**Exercise goal:**
Please transcribe the data below exactly. Leave the pictures out.

Dataset rows
— START —

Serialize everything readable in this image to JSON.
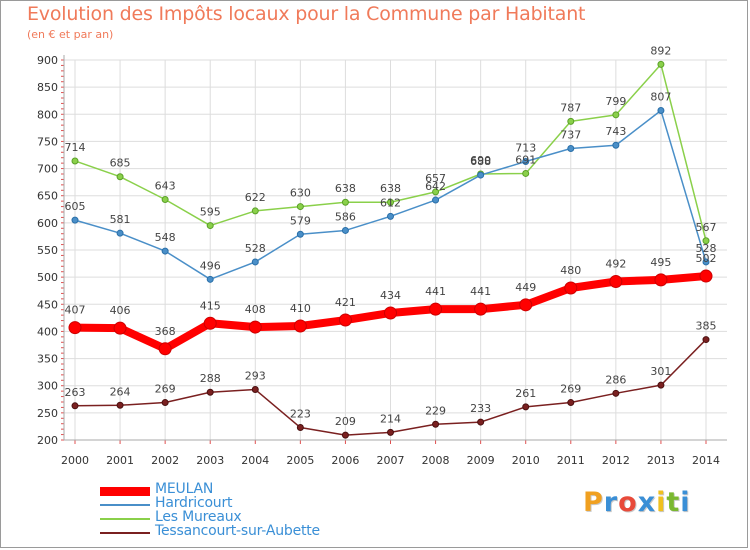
{
  "title": "Evolution des Impôts locaux pour la Commune par Habitant",
  "subtitle": "(en € et par an)",
  "logo": {
    "letters": [
      "P",
      "r",
      "o",
      "x",
      "i",
      "t",
      "i"
    ],
    "colors": [
      "#f0a020",
      "#3a8fd6",
      "#e84a3a",
      "#3a8fd6",
      "#f0c020",
      "#7ab830",
      "#3a8fd6"
    ]
  },
  "chart_data": {
    "type": "line",
    "x": [
      "2000",
      "2001",
      "2002",
      "2003",
      "2004",
      "2005",
      "2006",
      "2007",
      "2008",
      "2009",
      "2010",
      "2011",
      "2012",
      "2013",
      "2014"
    ],
    "ylim": [
      200,
      900
    ],
    "yticks": [
      "200",
      "250",
      "300",
      "350",
      "400",
      "450",
      "500",
      "550",
      "600",
      "650",
      "700",
      "750",
      "800",
      "850",
      "900"
    ],
    "grid": true,
    "legend_position": "bottom-left",
    "series": [
      {
        "name": "MEULAN",
        "color": "#ff0000",
        "values": [
          407,
          406,
          368,
          415,
          408,
          410,
          421,
          434,
          441,
          441,
          449,
          480,
          492,
          495,
          502
        ],
        "labels": [
          "407",
          "406",
          "368",
          "415",
          "408",
          "410",
          "421",
          "434",
          "441",
          "441",
          "449",
          "480",
          "492",
          "495",
          "502"
        ]
      },
      {
        "name": "Hardricourt",
        "color": "#4a8fc8",
        "values": [
          605,
          581,
          548,
          496,
          528,
          579,
          586,
          612,
          642,
          688,
          713,
          737,
          743,
          807,
          528
        ],
        "labels": [
          "605",
          "581",
          "548",
          "496",
          "528",
          "579",
          "586",
          "612",
          "642",
          "688",
          "713",
          "737",
          "743",
          "807",
          "528"
        ]
      },
      {
        "name": "Les Mureaux",
        "color": "#8ad04a",
        "values": [
          714,
          685,
          643,
          595,
          622,
          630,
          638,
          638,
          657,
          690,
          691,
          787,
          799,
          892,
          567
        ],
        "labels": [
          "714",
          "685",
          "643",
          "595",
          "622",
          "630",
          "638",
          "638",
          "657",
          "690",
          "691",
          "787",
          "799",
          "892",
          "567"
        ]
      },
      {
        "name": "Tessancourt-sur-Aubette",
        "color": "#7a2020",
        "values": [
          263,
          264,
          269,
          288,
          293,
          223,
          209,
          214,
          229,
          233,
          261,
          269,
          286,
          301,
          385
        ],
        "labels": [
          "263",
          "264",
          "269",
          "288",
          "293",
          "223",
          "209",
          "214",
          "229",
          "233",
          "261",
          "269",
          "286",
          "301",
          "385"
        ]
      }
    ]
  }
}
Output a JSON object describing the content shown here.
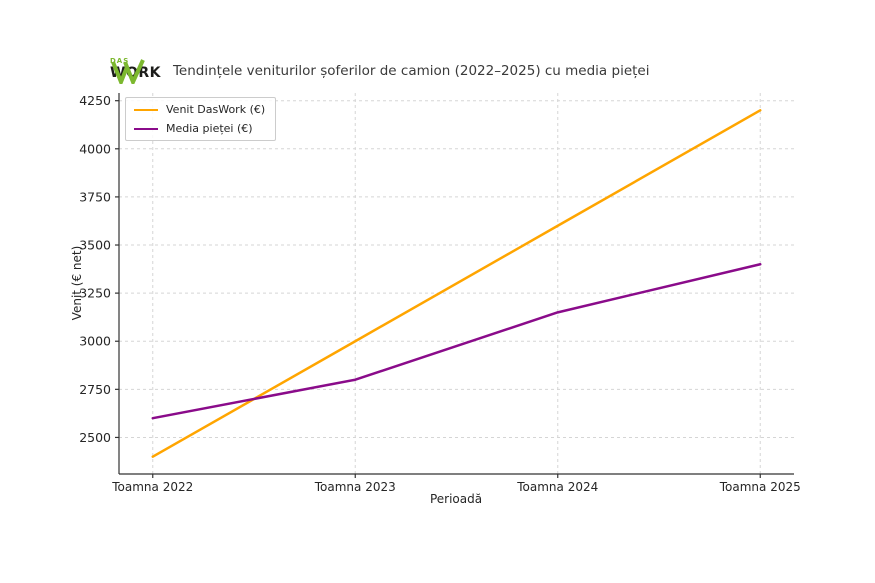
{
  "logo": {
    "brand_top": "DAS",
    "brand_bottom": "WORK",
    "green": "#7cb82f",
    "text_color": "#1d1d1b"
  },
  "chart_data": {
    "type": "line",
    "title": "Tendințele veniturilor șoferilor de camion (2022–2025) cu media pieței",
    "xlabel": "Perioadă",
    "ylabel": "Venit (€ net)",
    "categories": [
      "Toamna 2022",
      "Toamna 2023",
      "Toamna 2024",
      "Toamna 2025"
    ],
    "series": [
      {
        "name": "Venit DasWork (€)",
        "color": "#ffa500",
        "values": [
          2400,
          3000,
          3600,
          4200
        ]
      },
      {
        "name": "Media pieței (€)",
        "color": "#8a0b8a",
        "values": [
          2600,
          2800,
          3150,
          3400
        ]
      }
    ],
    "y_ticks": [
      2500,
      2750,
      3000,
      3250,
      3500,
      3750,
      4000,
      4250
    ],
    "ylim": [
      2310,
      4290
    ],
    "grid": true,
    "grid_color": "#d5d5d5",
    "spine_color": "#333333",
    "tick_label_color": "#262626",
    "legend_position": "upper left"
  }
}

— END —

**Response to this task:**
Serialize everything readable in this image to JSON.
{
  "title": "Evolution des Impôts locaux pour la Commune par Habitant",
  "subtitle": "(en € et par an)",
  "logo": {
    "letters": [
      "P",
      "r",
      "o",
      "x",
      "i",
      "t",
      "i"
    ],
    "colors": [
      "#f0a020",
      "#3a8fd6",
      "#e84a3a",
      "#3a8fd6",
      "#f0c020",
      "#7ab830",
      "#3a8fd6"
    ]
  },
  "chart_data": {
    "type": "line",
    "x": [
      "2000",
      "2001",
      "2002",
      "2003",
      "2004",
      "2005",
      "2006",
      "2007",
      "2008",
      "2009",
      "2010",
      "2011",
      "2012",
      "2013",
      "2014"
    ],
    "ylim": [
      200,
      900
    ],
    "yticks": [
      "200",
      "250",
      "300",
      "350",
      "400",
      "450",
      "500",
      "550",
      "600",
      "650",
      "700",
      "750",
      "800",
      "850",
      "900"
    ],
    "grid": true,
    "legend_position": "bottom-left",
    "series": [
      {
        "name": "MEULAN",
        "color": "#ff0000",
        "values": [
          407,
          406,
          368,
          415,
          408,
          410,
          421,
          434,
          441,
          441,
          449,
          480,
          492,
          495,
          502
        ],
        "labels": [
          "407",
          "406",
          "368",
          "415",
          "408",
          "410",
          "421",
          "434",
          "441",
          "441",
          "449",
          "480",
          "492",
          "495",
          "502"
        ]
      },
      {
        "name": "Hardricourt",
        "color": "#4a8fc8",
        "values": [
          605,
          581,
          548,
          496,
          528,
          579,
          586,
          612,
          642,
          688,
          713,
          737,
          743,
          807,
          528
        ],
        "labels": [
          "605",
          "581",
          "548",
          "496",
          "528",
          "579",
          "586",
          "612",
          "642",
          "688",
          "713",
          "737",
          "743",
          "807",
          "528"
        ]
      },
      {
        "name": "Les Mureaux",
        "color": "#8ad04a",
        "values": [
          714,
          685,
          643,
          595,
          622,
          630,
          638,
          638,
          657,
          690,
          691,
          787,
          799,
          892,
          567
        ],
        "labels": [
          "714",
          "685",
          "643",
          "595",
          "622",
          "630",
          "638",
          "638",
          "657",
          "690",
          "691",
          "787",
          "799",
          "892",
          "567"
        ]
      },
      {
        "name": "Tessancourt-sur-Aubette",
        "color": "#7a2020",
        "values": [
          263,
          264,
          269,
          288,
          293,
          223,
          209,
          214,
          229,
          233,
          261,
          269,
          286,
          301,
          385
        ],
        "labels": [
          "263",
          "264",
          "269",
          "288",
          "293",
          "223",
          "209",
          "214",
          "229",
          "233",
          "261",
          "269",
          "286",
          "301",
          "385"
        ]
      }
    ]
  }
}
Output a JSON object describing the content shown here.
{
  "logo": {
    "brand_top": "DAS",
    "brand_bottom": "WORK",
    "green": "#7cb82f",
    "text_color": "#1d1d1b"
  },
  "chart_data": {
    "type": "line",
    "title": "Tendințele veniturilor șoferilor de camion (2022–2025) cu media pieței",
    "xlabel": "Perioadă",
    "ylabel": "Venit (€ net)",
    "categories": [
      "Toamna 2022",
      "Toamna 2023",
      "Toamna 2024",
      "Toamna 2025"
    ],
    "series": [
      {
        "name": "Venit DasWork (€)",
        "color": "#ffa500",
        "values": [
          2400,
          3000,
          3600,
          4200
        ]
      },
      {
        "name": "Media pieței (€)",
        "color": "#8a0b8a",
        "values": [
          2600,
          2800,
          3150,
          3400
        ]
      }
    ],
    "y_ticks": [
      2500,
      2750,
      3000,
      3250,
      3500,
      3750,
      4000,
      4250
    ],
    "ylim": [
      2310,
      4290
    ],
    "grid": true,
    "grid_color": "#d5d5d5",
    "spine_color": "#333333",
    "tick_label_color": "#262626",
    "legend_position": "upper left"
  }
}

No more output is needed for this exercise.